[START OF SUPPLIED TEXT]
Friday, February 20, 2009

'Waitin' On "My" World to Change'

You can spend so many hours, days, weeks, even months of your life waiting for something to happen. Do you ever realize how much time you literally spend just waiting? For a red light to turn green, for the phone to ring with good news, for the woman's line to move in the bathroom at the end of the movie... for the winter to end just so you can actually reap the benefits of shaving your legs, for more than just a day. If I could keep track of all the minutes I spent doing any of those things, in addition to the minutes spent waiting for the automated service to connect me to an actual human being at the cable company- I figure I could safely have AT LEAST a month of my life back.

Currently, I am waiting for my entire life to change. Waiting for the next job, waiting to find my new apartment and to move, waiting for my hair to grow out so I can be more marketable...I literally feel like my life is unable to obtain any bit of progression because I have to wait for all the little pieces of my life to fall into place, before I can actually form the puzzle and start enjoying the picture.
[END OF SUPPLIED TEXT]
[START OF RECORDS SUPPLIED]
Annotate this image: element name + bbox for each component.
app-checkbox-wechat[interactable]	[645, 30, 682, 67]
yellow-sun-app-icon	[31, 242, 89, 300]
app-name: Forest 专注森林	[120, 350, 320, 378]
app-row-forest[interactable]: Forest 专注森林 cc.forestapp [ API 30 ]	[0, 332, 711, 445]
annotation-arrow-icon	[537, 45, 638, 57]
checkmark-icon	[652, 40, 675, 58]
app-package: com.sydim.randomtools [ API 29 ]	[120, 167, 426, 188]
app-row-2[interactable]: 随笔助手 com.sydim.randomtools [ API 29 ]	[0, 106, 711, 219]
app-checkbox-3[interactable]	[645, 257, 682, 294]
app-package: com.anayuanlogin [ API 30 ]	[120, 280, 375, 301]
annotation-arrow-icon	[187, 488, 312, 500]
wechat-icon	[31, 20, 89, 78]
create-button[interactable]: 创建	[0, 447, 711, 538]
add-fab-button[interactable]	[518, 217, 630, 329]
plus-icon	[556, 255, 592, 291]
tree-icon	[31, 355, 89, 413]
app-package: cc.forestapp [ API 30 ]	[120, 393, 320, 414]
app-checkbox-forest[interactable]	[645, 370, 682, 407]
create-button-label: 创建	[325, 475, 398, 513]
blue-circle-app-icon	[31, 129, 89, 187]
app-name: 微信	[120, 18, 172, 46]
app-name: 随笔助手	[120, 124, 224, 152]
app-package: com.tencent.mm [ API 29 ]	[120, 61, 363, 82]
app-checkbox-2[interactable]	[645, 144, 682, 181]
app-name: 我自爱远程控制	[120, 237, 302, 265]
[END OF RECORDS SUPPLIED]
**SHORT TASK**
Reproduce the blog post on waiting from "You can spend" up to and including "my life back.". The entries aren't needed for any of this work.

**EXERCISE OUTPUT**
You can spend so many hours, days, weeks, even months of your life waiting for something to happen. Do you ever realize how much time you literally spend just waiting? For a red light to turn green, for the phone to ring with good news, for the woman's line to move in the bathroom at the end of the movie... for the winter to end just so you can actually reap the benefits of shaving your legs, for more than just a day. If I could keep track of all the minutes I spent doing any of those things, in addition to the minutes spent waiting for the automated service to connect me to an actual human being at the cable company- I figure I could safely have AT LEAST a month of my life back.